▸ **TASK STATEMENT**:
Restate all the material verbatim, except for the pictures.
——
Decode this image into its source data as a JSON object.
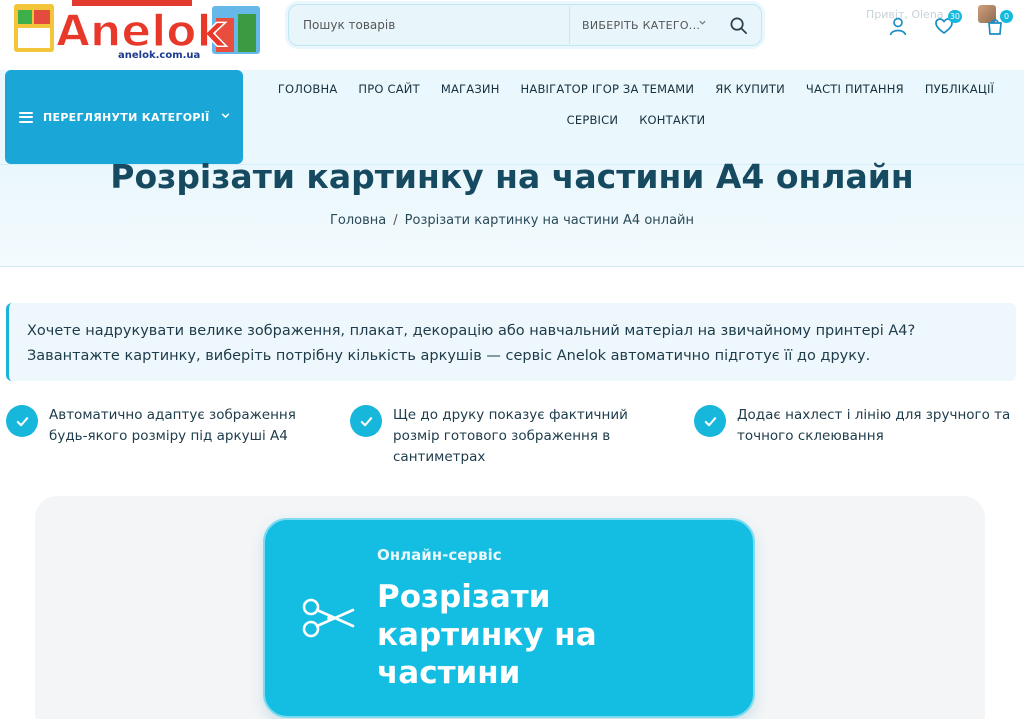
{
  "header": {
    "logo_text": "Anelok",
    "logo_domain": "anelok.com.ua",
    "search_placeholder": "Пошук товарів",
    "category_select": "ВИБЕРІТЬ КАТЕГО...",
    "greeting": "Привіт, Olena",
    "wishlist_count": "30",
    "cart_count": "0"
  },
  "nav": {
    "categories_button": "ПЕРЕГЛЯНУТИ КАТЕГОРІЇ",
    "row1": [
      "ГОЛОВНА",
      "ПРО САЙТ",
      "МАГАЗИН",
      "НАВІГАТОР ІГОР ЗА ТЕМАМИ",
      "ЯК КУПИТИ",
      "ЧАСТІ ПИТАННЯ",
      "ПУБЛІКАЦІЇ"
    ],
    "row2": [
      "СЕРВІСИ",
      "КОНТАКТИ"
    ]
  },
  "hero": {
    "title": "Розрізати картинку на частини А4 онлайн",
    "breadcrumb_home": "Головна",
    "breadcrumb_separator": "/",
    "breadcrumb_current": "Розрізати картинку на частини А4 онлайн"
  },
  "intro": {
    "text": "Хочете надрукувати велике зображення, плакат, декорацію або навчальний матеріал на звичайному принтері А4? Завантажте картинку, виберіть потрібну кількість аркушів — сервіс Anelok автоматично підготує її до друку."
  },
  "features": [
    "Автоматично адаптує зображення будь-якого розміру під аркуші А4",
    "Ще до друку показує фактичний розмір готового зображення в сантиметрах",
    "Додає нахлест і лінію для зручного та точного склеювання"
  ],
  "service_card": {
    "subtitle": "Онлайн-сервіс",
    "title": "Розрізати картинку на частини"
  },
  "colors": {
    "accent": "#17b7db",
    "category_button": "#1aa6d6",
    "title": "#164a60"
  }
}
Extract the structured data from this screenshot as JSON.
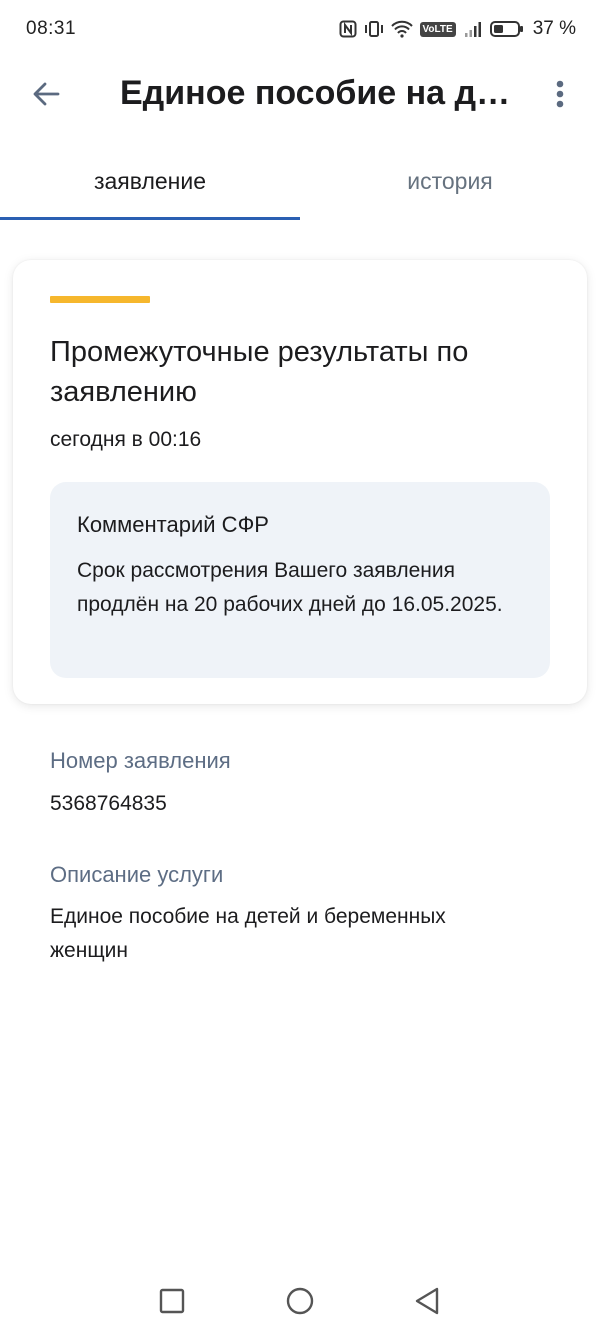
——
▸ **WRITTEN RESPONSE**:
Decode this image into its source data as a JSON object.
{
  "header": {
    "logo_text": "Anelok",
    "logo_domain": "anelok.com.ua",
    "search_placeholder": "Пошук товарів",
    "category_select": "ВИБЕРІТЬ КАТЕГО...",
    "greeting": "Привіт, Olena",
    "wishlist_count": "30",
    "cart_count": "0"
  },
  "nav": {
    "categories_button": "ПЕРЕГЛЯНУТИ КАТЕГОРІЇ",
    "row1": [
      "ГОЛОВНА",
      "ПРО САЙТ",
      "МАГАЗИН",
      "НАВІГАТОР ІГОР ЗА ТЕМАМИ",
      "ЯК КУПИТИ",
      "ЧАСТІ ПИТАННЯ",
      "ПУБЛІКАЦІЇ"
    ],
    "row2": [
      "СЕРВІСИ",
      "КОНТАКТИ"
    ]
  },
  "hero": {
    "title": "Розрізати картинку на частини А4 онлайн",
    "breadcrumb_home": "Головна",
    "breadcrumb_separator": "/",
    "breadcrumb_current": "Розрізати картинку на частини А4 онлайн"
  },
  "intro": {
    "text": "Хочете надрукувати велике зображення, плакат, декорацію або навчальний матеріал на звичайному принтері А4? Завантажте картинку, виберіть потрібну кількість аркушів — сервіс Anelok автоматично підготує її до друку."
  },
  "features": [
    "Автоматично адаптує зображення будь-якого розміру під аркуші А4",
    "Ще до друку показує фактичний розмір готового зображення в сантиметрах",
    "Додає нахлест і лінію для зручного та точного склеювання"
  ],
  "service_card": {
    "subtitle": "Онлайн-сервіс",
    "title": "Розрізати картинку на частини"
  },
  "colors": {
    "accent": "#17b7db",
    "category_button": "#1aa6d6",
    "title": "#164a60"
  }
}
Extract the structured data from this screenshot as JSON.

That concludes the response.